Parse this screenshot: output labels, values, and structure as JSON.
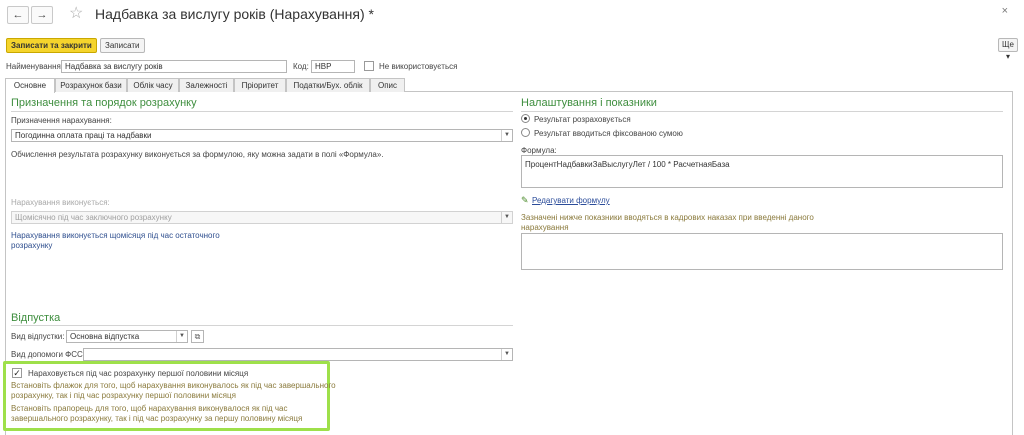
{
  "window": {
    "title": "Надбавка за вислугу років (Нарахування) *",
    "back_icon": "←",
    "forward_icon": "→",
    "favorite_icon": "☆",
    "close_icon": "×"
  },
  "toolbar": {
    "save_close_label": "Записати та закрити",
    "save_label": "Записати",
    "more_label": "Ще ▾"
  },
  "header": {
    "name_label": "Найменування:",
    "name_value": "Надбавка за вислугу років",
    "code_label": "Код:",
    "code_value": "НВР",
    "unused_label": "Не використовується"
  },
  "tabs": [
    {
      "label": "Основне"
    },
    {
      "label": "Розрахунок бази"
    },
    {
      "label": "Облік часу"
    },
    {
      "label": "Залежності"
    },
    {
      "label": "Пріоритет"
    },
    {
      "label": "Податки/Бух. облік"
    },
    {
      "label": "Опис"
    }
  ],
  "purpose": {
    "section_title": "Призначення та порядок розрахунку",
    "purpose_label": "Призначення нарахування:",
    "purpose_value": "Погодинна оплата праці та надбавки",
    "formula_note": "Обчислення результата розрахунку виконується за формулою, яку можна задати в полі «Формула».",
    "performed_label": "Нарахування виконується:",
    "performed_value": "Щомісячно під час заключного розрахунку",
    "performed_note_line1": "Нарахування виконується щомісяця під час остаточного",
    "performed_note_line2": "розрахунку"
  },
  "settings": {
    "section_title": "Налаштування і показники",
    "radio_calculated": "Результат розраховується",
    "radio_fixed": "Результат вводиться фіксованою сумою",
    "formula_label": "Формула:",
    "formula_value": "ПроцентНадбавкиЗаВыслугуЛет / 100 * РасчетнаяБаза",
    "edit_formula_link": "Редагувати формулу",
    "indicators_note_line1": "Зазначені нижче показники вводяться в кадрових наказах при введенні даного",
    "indicators_note_line2": "нарахування"
  },
  "leave": {
    "section_title": "Відпустка",
    "leave_type_label": "Вид відпустки:",
    "leave_type_value": "Основна відпустка",
    "fss_label": "Вид допомоги ФСС:",
    "fss_value": "",
    "first_half_label": "Нараховується під час розрахунку першої половини місяця",
    "hint1_line1": "Встановіть флажок для того, щоб нарахування виконувалось як під час завершального",
    "hint1_line2": "розрахунку, так і під час розрахунку першої половини місяця",
    "hint2_line1": "Встановіть прапорець для того, щоб нарахування виконувалося як під час",
    "hint2_line2": "завершального розрахунку, так і під час розрахунку за першу половину місяця"
  }
}
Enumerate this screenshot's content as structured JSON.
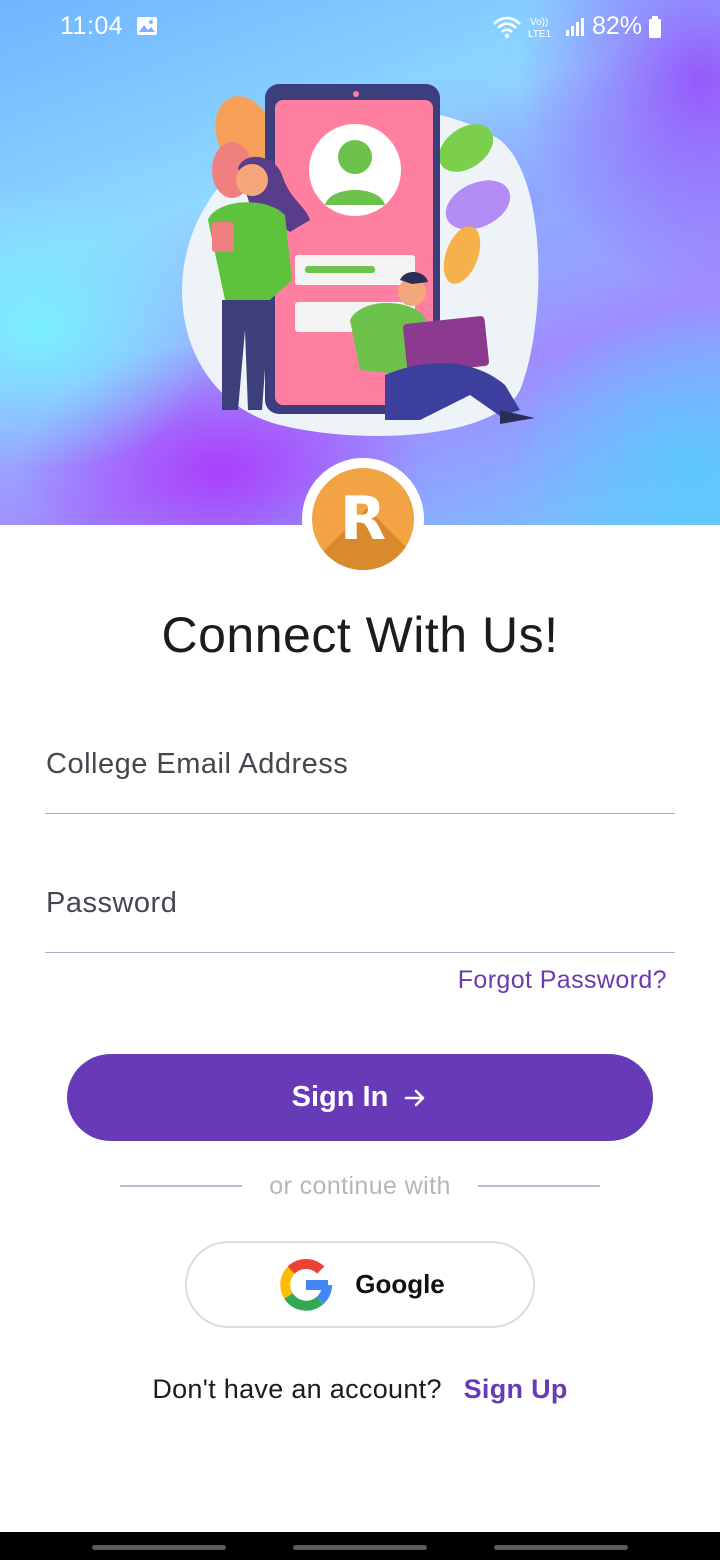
{
  "status_bar": {
    "time": "11:04",
    "battery": "82%",
    "net_label_top": "Vo))",
    "net_label_bottom": "LTE1"
  },
  "hero": {
    "illustration": "person-profile-login-illustration",
    "logo_letter": "R"
  },
  "title": "Connect With Us!",
  "form": {
    "email_placeholder": "College Email Address",
    "email_value": "",
    "password_placeholder": "Password",
    "password_value": "",
    "forgot_label": "Forgot Password?",
    "signin_label": "Sign In"
  },
  "divider_text": "or continue with",
  "google_label": "Google",
  "signup": {
    "prompt": "Don't have an account?",
    "link_label": "Sign Up"
  },
  "colors": {
    "primary": "#673ab7",
    "logo": "#f2a445",
    "link": "#6a3ab0"
  }
}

--

### WHAT YOU WILL DO
Restate every record exactly, please; do not copy the pictures.

### THE ANSWER
Parse this screenshot: output labels, values, and structure as JSON.
{
  "window": {
    "title": "Надбавка за вислугу років (Нарахування) *",
    "back_icon": "←",
    "forward_icon": "→",
    "favorite_icon": "☆",
    "close_icon": "×"
  },
  "toolbar": {
    "save_close_label": "Записати та закрити",
    "save_label": "Записати",
    "more_label": "Ще ▾"
  },
  "header": {
    "name_label": "Найменування:",
    "name_value": "Надбавка за вислугу років",
    "code_label": "Код:",
    "code_value": "НВР",
    "unused_label": "Не використовується"
  },
  "tabs": [
    {
      "label": "Основне"
    },
    {
      "label": "Розрахунок бази"
    },
    {
      "label": "Облік часу"
    },
    {
      "label": "Залежності"
    },
    {
      "label": "Пріоритет"
    },
    {
      "label": "Податки/Бух. облік"
    },
    {
      "label": "Опис"
    }
  ],
  "purpose": {
    "section_title": "Призначення та порядок розрахунку",
    "purpose_label": "Призначення нарахування:",
    "purpose_value": "Погодинна оплата праці та надбавки",
    "formula_note": "Обчислення результата розрахунку виконується за формулою, яку можна задати в полі «Формула».",
    "performed_label": "Нарахування виконується:",
    "performed_value": "Щомісячно під час заключного розрахунку",
    "performed_note_line1": "Нарахування виконується щомісяця під час остаточного",
    "performed_note_line2": "розрахунку"
  },
  "settings": {
    "section_title": "Налаштування і показники",
    "radio_calculated": "Результат розраховується",
    "radio_fixed": "Результат вводиться фіксованою сумою",
    "formula_label": "Формула:",
    "formula_value": "ПроцентНадбавкиЗаВыслугуЛет / 100 * РасчетнаяБаза",
    "edit_formula_link": "Редагувати формулу",
    "indicators_note_line1": "Зазначені нижче показники вводяться в кадрових наказах при введенні даного",
    "indicators_note_line2": "нарахування"
  },
  "leave": {
    "section_title": "Відпустка",
    "leave_type_label": "Вид відпустки:",
    "leave_type_value": "Основна відпустка",
    "fss_label": "Вид допомоги ФСС:",
    "fss_value": "",
    "first_half_label": "Нараховується під час розрахунку першої половини місяця",
    "hint1_line1": "Встановіть флажок для того, щоб нарахування виконувалось як під час завершального",
    "hint1_line2": "розрахунку, так і під час розрахунку першої половини місяця",
    "hint2_line1": "Встановіть прапорець для того, щоб нарахування виконувалося як під час",
    "hint2_line2": "завершального розрахунку, так і під час розрахунку за першу половину місяця"
  }
}
Enumerate this screenshot's content as structured JSON.
{
  "status_bar": {
    "time": "11:04",
    "battery": "82%",
    "net_label_top": "Vo))",
    "net_label_bottom": "LTE1"
  },
  "hero": {
    "illustration": "person-profile-login-illustration",
    "logo_letter": "R"
  },
  "title": "Connect With Us!",
  "form": {
    "email_placeholder": "College Email Address",
    "email_value": "",
    "password_placeholder": "Password",
    "password_value": "",
    "forgot_label": "Forgot Password?",
    "signin_label": "Sign In"
  },
  "divider_text": "or continue with",
  "google_label": "Google",
  "signup": {
    "prompt": "Don't have an account?",
    "link_label": "Sign Up"
  },
  "colors": {
    "primary": "#673ab7",
    "logo": "#f2a445",
    "link": "#6a3ab0"
  }
}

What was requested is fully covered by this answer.